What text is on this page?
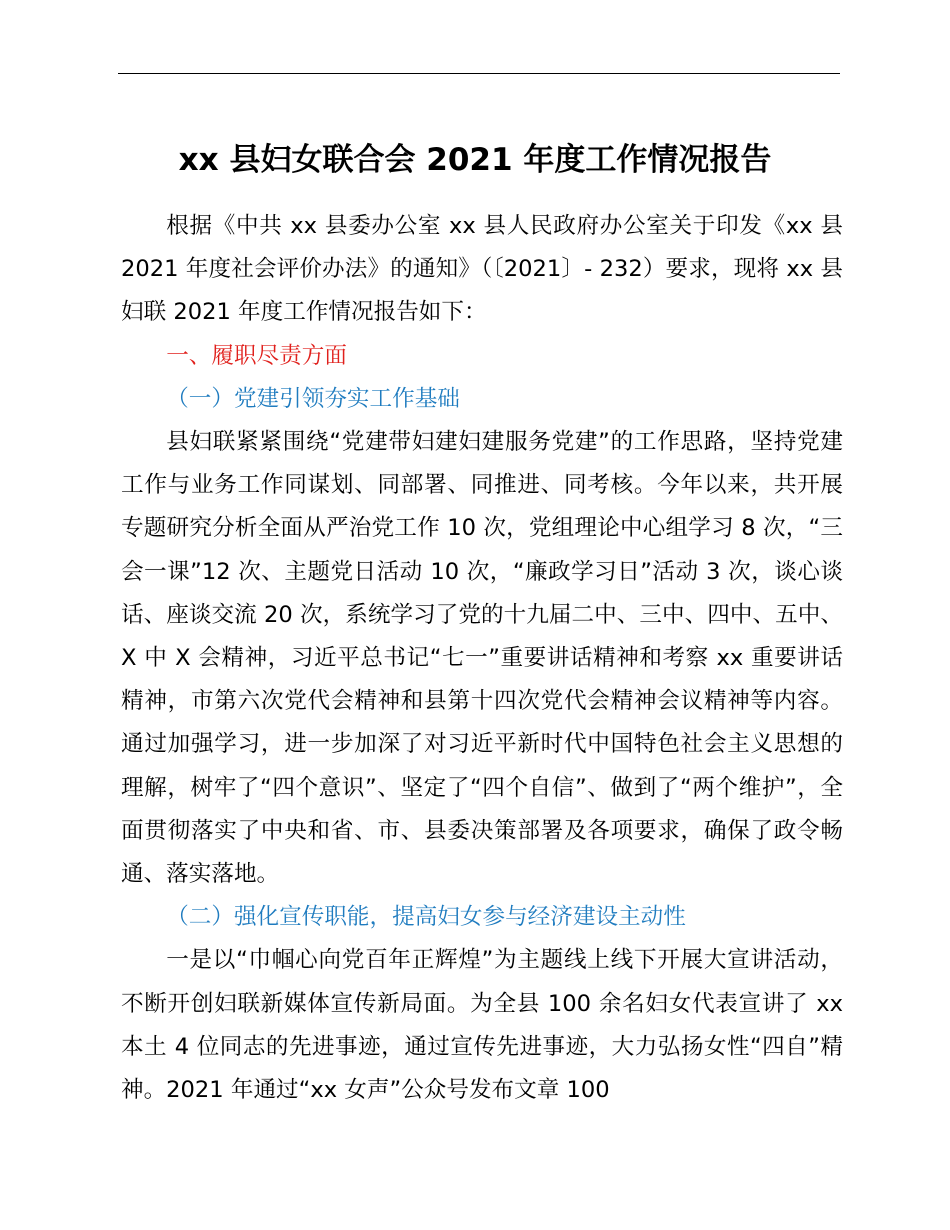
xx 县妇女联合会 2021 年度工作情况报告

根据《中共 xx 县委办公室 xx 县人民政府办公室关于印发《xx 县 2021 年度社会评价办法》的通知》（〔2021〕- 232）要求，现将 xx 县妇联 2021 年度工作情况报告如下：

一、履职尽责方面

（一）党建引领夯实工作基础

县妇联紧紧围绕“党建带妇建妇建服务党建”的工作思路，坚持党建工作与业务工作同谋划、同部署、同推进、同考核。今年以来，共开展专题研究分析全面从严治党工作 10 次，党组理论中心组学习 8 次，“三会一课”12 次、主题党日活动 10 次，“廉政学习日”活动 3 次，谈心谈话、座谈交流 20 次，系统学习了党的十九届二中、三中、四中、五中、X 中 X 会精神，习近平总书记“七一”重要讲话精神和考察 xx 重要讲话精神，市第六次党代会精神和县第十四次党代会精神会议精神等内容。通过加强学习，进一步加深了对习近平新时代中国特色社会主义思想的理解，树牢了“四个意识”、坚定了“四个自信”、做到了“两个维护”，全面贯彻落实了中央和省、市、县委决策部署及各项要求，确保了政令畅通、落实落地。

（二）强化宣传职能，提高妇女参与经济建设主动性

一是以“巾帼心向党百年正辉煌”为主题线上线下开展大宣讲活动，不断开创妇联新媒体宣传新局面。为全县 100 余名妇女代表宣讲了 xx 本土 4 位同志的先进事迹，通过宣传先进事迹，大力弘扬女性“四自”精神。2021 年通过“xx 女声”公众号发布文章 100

━━━━━━━━

» **Problem to work on**: Pictures don't belong in the copy. Transcribe every record exactly as it appears.

» **Full output**:
What text is on this page?
xx 县妇女联合会 2021 年度工作情况报告

根据《中共 xx 县委办公室 xx 县人民政府办公室关于印发《xx 县 2021 年度社会评价办法》的通知》（〔2021〕- 232）要求，现将 xx 县妇联 2021 年度工作情况报告如下：

一、履职尽责方面

（一）党建引领夯实工作基础

县妇联紧紧围绕“党建带妇建妇建服务党建”的工作思路，坚持党建工作与业务工作同谋划、同部署、同推进、同考核。今年以来，共开展专题研究分析全面从严治党工作 10 次，党组理论中心组学习 8 次，“三会一课”12 次、主题党日活动 10 次，“廉政学习日”活动 3 次，谈心谈话、座谈交流 20 次，系统学习了党的十九届二中、三中、四中、五中、X 中 X 会精神，习近平总书记“七一”重要讲话精神和考察 xx 重要讲话精神，市第六次党代会精神和县第十四次党代会精神会议精神等内容。通过加强学习，进一步加深了对习近平新时代中国特色社会主义思想的理解，树牢了“四个意识”、坚定了“四个自信”、做到了“两个维护”，全面贯彻落实了中央和省、市、县委决策部署及各项要求，确保了政令畅通、落实落地。

（二）强化宣传职能，提高妇女参与经济建设主动性

一是以“巾帼心向党百年正辉煌”为主题线上线下开展大宣讲活动，不断开创妇联新媒体宣传新局面。为全县 100 余名妇女代表宣讲了 xx 本土 4 位同志的先进事迹，通过宣传先进事迹，大力弘扬女性“四自”精神。2021 年通过“xx 女声”公众号发布文章 100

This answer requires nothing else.